--- Start of Data shown ---

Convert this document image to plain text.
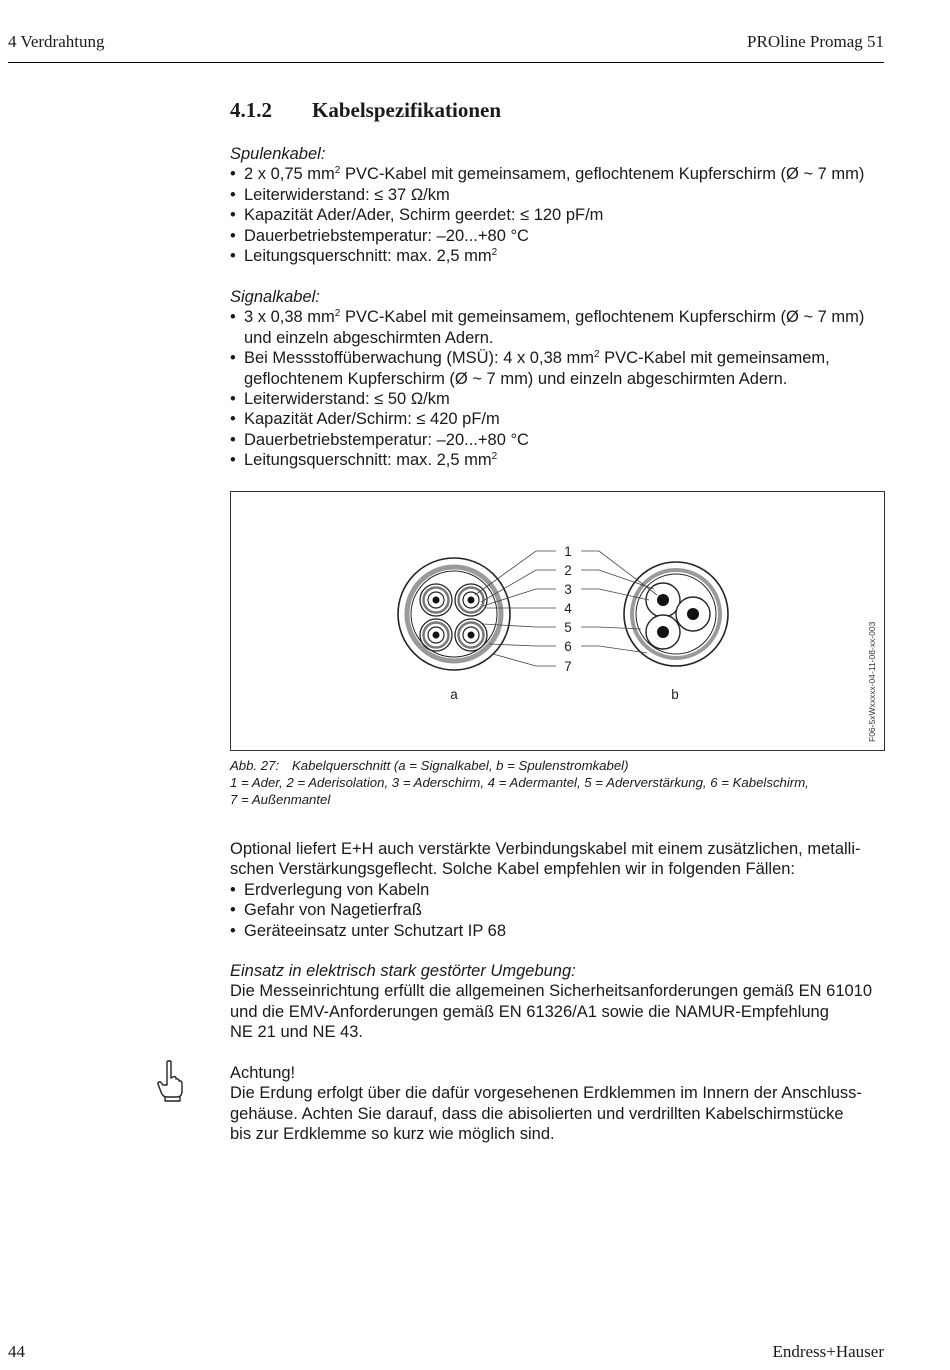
4 Verdrahtung	PROline Promag 51
4.1.2 Kabelspezifikationen

Spulenkabel:

• 2 x 0,75 $mm^2$ PVC-Kabel mit gemeinsamem, geflochtenem Kupferschirm (Ø ~ 7 mm)
• Leiterwiderstand: ≤ 37 Ω/km
• Kapazität Ader/Ader, Schirm geerdet: ≤ 120 pF/m
• Dauerbetriebstemperatur: –20...+80 °C
• Leitungsquerschnitt: max. 2,5 $mm^2$

Signalkabel:

• 3 x 0,38 $mm^2$ PVC-Kabel mit gemeinsamem, geflochtenem Kupferschirm (Ø ~ 7 mm)
und einzeln abgeschirmten Adern.
• Bei Messstoffüberwachung (MSÜ): 4 x 0,38 $mm^2$ PVC-Kabel mit gemeinsamem,
geflochtenem Kupferschirm (Ø ~ 7 mm) und einzeln abgeschirmten Adern.
• Leiterwiderstand: ≤ 50 Ω/km
• Kapazität Ader/Schirm: ≤ 420 pF/m
• Dauerbetriebstemperatur: –20...+80 °C
• Leitungsquerschnitt: max. 2,5 $mm^2$
1
2
3
4
5
6
7
a	b	F06-5xWxxxxx-04-11-08-xx-003
Abb. 27: Kabelquerschnitt (a = Signalkabel, b = Spulenstromkabel)
1 = Ader, 2 = Aderisolation, 3 = Aderschirm, 4 = Adermantel, 5 = Aderverstärkung, 6 = Kabelschirm,
7 = Außenmantel

Optional liefert E+H auch verstärkte Verbindungskabel mit einem zusätzlichen, metalli-

schen Verstärkungsgeflecht. Solche Kabel empfehlen wir in folgenden Fällen:

• Erdverlegung von Kabeln
• Gefahr von Nagetierfraß
• Geräteeinsatz unter Schutzart IP 68

Einsatz in elektrisch stark gestörter Umgebung:

Die Messeinrichtung erfüllt die allgemeinen Sicherheitsanforderungen gemäß EN 61010

und die EMV-Anforderungen gemäß EN 61326/A1 sowie die NAMUR-Empfehlung

NE 21 und NE 43.

Achtung!

Die Erdung erfolgt über die dafür vorgesehenen Erdklemmen im Innern der Anschluss-

gehäuse. Achten Sie darauf, dass die abisolierten und verdrillten Kabelschirmstücke

bis zur Erdklemme so kurz wie möglich sind.

44	Endress+Hauser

--- End of Data shown ---

Direction: Repeat the records above exactly, omitting every picture.

Answer below:
Convert this document image to plain text.
4 Verdrahtung	PROline Promag 51
4.1.2 Kabelspezifikationen

Spulenkabel:

• 2 x 0,75 $mm^2$ PVC-Kabel mit gemeinsamem, geflochtenem Kupferschirm (Ø ~ 7 mm)
• Leiterwiderstand: ≤ 37 Ω/km
• Kapazität Ader/Ader, Schirm geerdet: ≤ 120 pF/m
• Dauerbetriebstemperatur: –20...+80 °C
• Leitungsquerschnitt: max. 2,5 $mm^2$

Signalkabel:

• 3 x 0,38 $mm^2$ PVC-Kabel mit gemeinsamem, geflochtenem Kupferschirm (Ø ~ 7 mm)
und einzeln abgeschirmten Adern.
• Bei Messstoffüberwachung (MSÜ): 4 x 0,38 $mm^2$ PVC-Kabel mit gemeinsamem,
geflochtenem Kupferschirm (Ø ~ 7 mm) und einzeln abgeschirmten Adern.
• Leiterwiderstand: ≤ 50 Ω/km
• Kapazität Ader/Schirm: ≤ 420 pF/m
• Dauerbetriebstemperatur: –20...+80 °C
• Leitungsquerschnitt: max. 2,5 $mm^2$
1
2
3
4
5
6
7
a	b	F06-5xWxxxxx-04-11-08-xx-003
Abb. 27: Kabelquerschnitt (a = Signalkabel, b = Spulenstromkabel)
1 = Ader, 2 = Aderisolation, 3 = Aderschirm, 4 = Adermantel, 5 = Aderverstärkung, 6 = Kabelschirm,
7 = Außenmantel

Optional liefert E+H auch verstärkte Verbindungskabel mit einem zusätzlichen, metalli-

schen Verstärkungsgeflecht. Solche Kabel empfehlen wir in folgenden Fällen:

• Erdverlegung von Kabeln
• Gefahr von Nagetierfraß
• Geräteeinsatz unter Schutzart IP 68

Einsatz in elektrisch stark gestörter Umgebung:

Die Messeinrichtung erfüllt die allgemeinen Sicherheitsanforderungen gemäß EN 61010

und die EMV-Anforderungen gemäß EN 61326/A1 sowie die NAMUR-Empfehlung

NE 21 und NE 43.

Achtung!

Die Erdung erfolgt über die dafür vorgesehenen Erdklemmen im Innern der Anschluss-

gehäuse. Achten Sie darauf, dass die abisolierten und verdrillten Kabelschirmstücke

bis zur Erdklemme so kurz wie möglich sind.

44	Endress+Hauser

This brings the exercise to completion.